PROMPT ::
Go through the entries below and retype them exactly, omitting each picture.

>> begin

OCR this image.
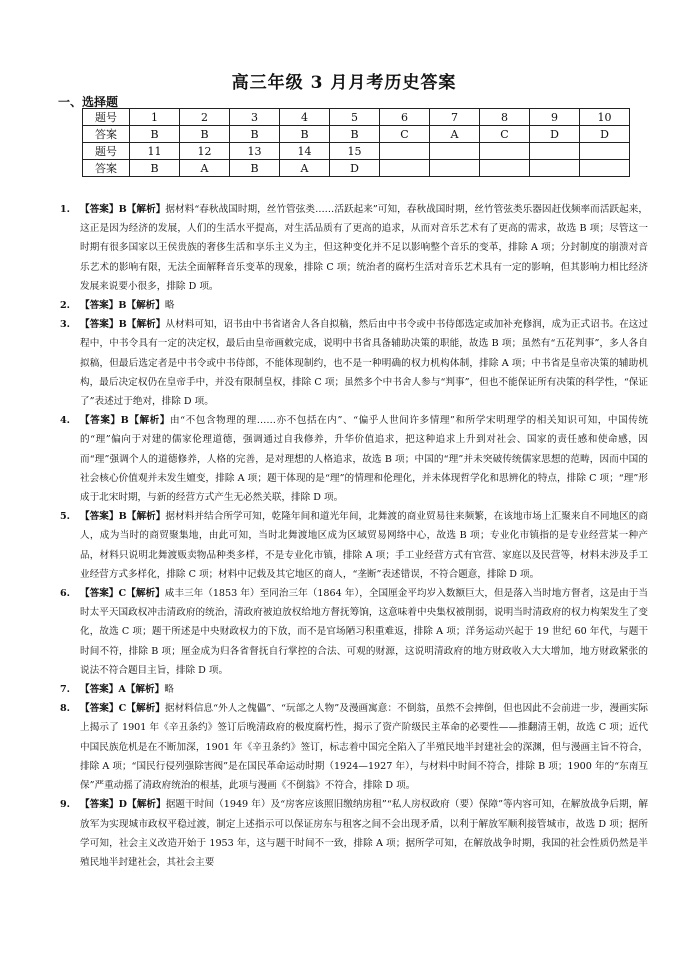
高三年级 3 月月考历史答案
一、选择题
题号	1	2	3	4	5	6	7	8	9	10
答案	B	B	B	B	B	C	A	C	D	D
题号	11	12	13	14	15					
答案	B	A	B	A	D					
1. 【答案】B【解析】据材料“春秋战国时期，丝竹管弦类……活跃起来”可知，春秋战国时期，丝竹管弦类乐器因赶伐频率而活跃起来，这正是因为经济的发展，人们的生活水平提高，对生活品质有了更高的追求，从而对音乐艺术有了更高的需求，故选 B 项；尽管这一时期有很多国家以王侯贵族的奢侈生活和享乐主义为主，但这种变化并不足以影响整个音乐的变革，排除 A 项；分封制度的崩溃对音乐艺术的影响有限，无法全面解释音乐变革的现象，排除 C 项；统治者的腐朽生活对音乐艺术具有一定的影响，但其影响力相比经济发展来说要小很多，排除 D 项。
2. 【答案】B【解析】略
3. 【答案】B【解析】从材料可知，诏书由中书省诸舍人各自拟稿，然后由中书令或中书侍郎选定或加补充修润，成为正式诏书。在这过程中，中书令具有一定的决定权，最后由皇帝画敕完成，说明中书省具备辅助决策的职能，故选 B 项；虽然有“五花判事”，多人各自拟稿，但最后选定者是中书令或中书侍郎，不能体现制约，也不是一种明确的权力机构体制，排除 A 项；中书省是皇帝决策的辅助机构，最后决定权仍在皇帝手中，并没有限制皇权，排除 C 项；虽然多个中书舍人参与“判事”，但也不能保证所有决策的科学性，“保证了”表述过于绝对，排除 D 项。
4. 【答案】B【解析】由“不包含物理的理……亦不包括在内”、“偏乎人世间许多情理”和所学宋明理学的相关知识可知，中国传统的“理”偏向于对建的儒家伦理道德，强调通过自我修养，升华价值追求，把这种追求上升到对社会、国家的责任感和使命感，因而“理”强调个人的道德修养，人格的完善，是对理想的人格追求，故选 B 项；中国的“理”并未突破传统儒家思想的范畴，因而中国的社会核心价值观并未发生嬗变，排除 A 项；题干体现的是“理”的情理和伦理化，并未体现哲学化和思辨化的特点，排除 C 项；“理”形成于北宋时期，与新的经营方式产生无必然关联，排除 D 项。
5. 【答案】B【解析】据材料并结合所学可知，乾隆年间和道光年间，北舞渡的商业贸易往来频繁，在该地市场上汇聚来自不同地区的商人，成为当时的商贸聚集地，由此可知，当时北舞渡地区成为区域贸易网络中心，故选 B 项；专业化市镇指的是专业经营某一种产品，材料只说明北舞渡贩卖物品种类多样，不是专业化市镇，排除 A 项；手工业经营方式有官营、家庭以及民营等，材料未涉及手工业经营方式多样化，排除 C 项；材料中记载及其它地区的商人，“垄断”表述错误，不符合题意，排除 D 项。
6. 【答案】C【解析】咸丰三年（1853 年）至同治三年（1864 年），全国厘金平均岁入数额巨大，但是落入当时地方督者，这是由于当时太平天国政权冲击清政府的统治，清政府被迫放权给地方督抚筹饷，这意味着中央集权被削弱，说明当时清政府的权力构架发生了变化，故选 C 项；题干所述是中央财政权力的下放，而不是官场陋习积重难返，排除 A 项；洋务运动兴起于 19 世纪 60 年代，与题干时间不符，排除 B 项；厘金成为归各省督抚自行掌控的合法、可观的财源，这说明清政府的地方财政收入大大增加，地方财政紧张的说法不符合题目主旨，排除 D 项。
7. 【答案】A【解析】略
8. 【答案】C【解析】据材料信息“外人之傀儡”、“玩部之人物”及漫画寓意：不倒翁，虽然不会摔倒，但也因此不会前进一步，漫画实际上揭示了 1901 年《辛丑条约》签订后晚清政府的极度腐朽性，揭示了资产阶级民主革命的必要性——推翻清王朝，故选 C 项；近代中国民族危机是在不断加深，1901 年《辛丑条约》签订，标志着中国完全陷入了半殖民地半封建社会的深渊，但与漫画主旨不符合，排除 A 项；“国民行侵列强除害阀”是在国民革命运动时期（1924—1927 年），与材料中时间不符合，排除 B 项；1900 年的“东南互保”严重动摇了清政府统治的根基，此项与漫画《不倒翁》不符合，排除 D 项。
9. 【答案】D【解析】据题干时间（1949 年）及“房客应该照旧缴纳房租”“私人房权政府（要）保障”等内容可知，在解放战争后期，解放军为实现城市政权平稳过渡，制定上述指示可以保证房东与租客之间不会出现矛盾，以利于解放军顺利接管城市，故选 D 项；据所学可知，社会主义改造开始于 1953 年，这与题干时间不一致，排除 A 项；据所学可知，在解放战争时期，我国的社会性质仍然是半殖民地半封建社会，其社会主要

>> end

RESULT OF THE TASK ::
OCR this image.
高三年级 3 月月考历史答案
一、选择题
题号	1	2	3	4	5	6	7	8	9	10
答案	B	B	B	B	B	C	A	C	D	D
题号	11	12	13	14	15					
答案	B	A	B	A	D					
1. 【答案】B【解析】据材料“春秋战国时期，丝竹管弦类……活跃起来”可知，春秋战国时期，丝竹管弦类乐器因赶伐频率而活跃起来，这正是因为经济的发展，人们的生活水平提高，对生活品质有了更高的追求，从而对音乐艺术有了更高的需求，故选 B 项；尽管这一时期有很多国家以王侯贵族的奢侈生活和享乐主义为主，但这种变化并不足以影响整个音乐的变革，排除 A 项；分封制度的崩溃对音乐艺术的影响有限，无法全面解释音乐变革的现象，排除 C 项；统治者的腐朽生活对音乐艺术具有一定的影响，但其影响力相比经济发展来说要小很多，排除 D 项。
2. 【答案】B【解析】略
3. 【答案】B【解析】从材料可知，诏书由中书省诸舍人各自拟稿，然后由中书令或中书侍郎选定或加补充修润，成为正式诏书。在这过程中，中书令具有一定的决定权，最后由皇帝画敕完成，说明中书省具备辅助决策的职能，故选 B 项；虽然有“五花判事”，多人各自拟稿，但最后选定者是中书令或中书侍郎，不能体现制约，也不是一种明确的权力机构体制，排除 A 项；中书省是皇帝决策的辅助机构，最后决定权仍在皇帝手中，并没有限制皇权，排除 C 项；虽然多个中书舍人参与“判事”，但也不能保证所有决策的科学性，“保证了”表述过于绝对，排除 D 项。
4. 【答案】B【解析】由“不包含物理的理……亦不包括在内”、“偏乎人世间许多情理”和所学宋明理学的相关知识可知，中国传统的“理”偏向于对建的儒家伦理道德，强调通过自我修养，升华价值追求，把这种追求上升到对社会、国家的责任感和使命感，因而“理”强调个人的道德修养，人格的完善，是对理想的人格追求，故选 B 项；中国的“理”并未突破传统儒家思想的范畴，因而中国的社会核心价值观并未发生嬗变，排除 A 项；题干体现的是“理”的情理和伦理化，并未体现哲学化和思辨化的特点，排除 C 项；“理”形成于北宋时期，与新的经营方式产生无必然关联，排除 D 项。
5. 【答案】B【解析】据材料并结合所学可知，乾隆年间和道光年间，北舞渡的商业贸易往来频繁，在该地市场上汇聚来自不同地区的商人，成为当时的商贸聚集地，由此可知，当时北舞渡地区成为区域贸易网络中心，故选 B 项；专业化市镇指的是专业经营某一种产品，材料只说明北舞渡贩卖物品种类多样，不是专业化市镇，排除 A 项；手工业经营方式有官营、家庭以及民营等，材料未涉及手工业经营方式多样化，排除 C 项；材料中记载及其它地区的商人，“垄断”表述错误，不符合题意，排除 D 项。
6. 【答案】C【解析】咸丰三年（1853 年）至同治三年（1864 年），全国厘金平均岁入数额巨大，但是落入当时地方督者，这是由于当时太平天国政权冲击清政府的统治，清政府被迫放权给地方督抚筹饷，这意味着中央集权被削弱，说明当时清政府的权力构架发生了变化，故选 C 项；题干所述是中央财政权力的下放，而不是官场陋习积重难返，排除 A 项；洋务运动兴起于 19 世纪 60 年代，与题干时间不符，排除 B 项；厘金成为归各省督抚自行掌控的合法、可观的财源，这说明清政府的地方财政收入大大增加，地方财政紧张的说法不符合题目主旨，排除 D 项。
7. 【答案】A【解析】略
8. 【答案】C【解析】据材料信息“外人之傀儡”、“玩部之人物”及漫画寓意：不倒翁，虽然不会摔倒，但也因此不会前进一步，漫画实际上揭示了 1901 年《辛丑条约》签订后晚清政府的极度腐朽性，揭示了资产阶级民主革命的必要性——推翻清王朝，故选 C 项；近代中国民族危机是在不断加深，1901 年《辛丑条约》签订，标志着中国完全陷入了半殖民地半封建社会的深渊，但与漫画主旨不符合，排除 A 项；“国民行侵列强除害阀”是在国民革命运动时期（1924—1927 年），与材料中时间不符合，排除 B 项；1900 年的“东南互保”严重动摇了清政府统治的根基，此项与漫画《不倒翁》不符合，排除 D 项。
9. 【答案】D【解析】据题干时间（1949 年）及“房客应该照旧缴纳房租”“私人房权政府（要）保障”等内容可知，在解放战争后期，解放军为实现城市政权平稳过渡，制定上述指示可以保证房东与租客之间不会出现矛盾，以利于解放军顺利接管城市，故选 D 项；据所学可知，社会主义改造开始于 1953 年，这与题干时间不一致，排除 A 项；据所学可知，在解放战争时期，我国的社会性质仍然是半殖民地半封建社会，其社会主要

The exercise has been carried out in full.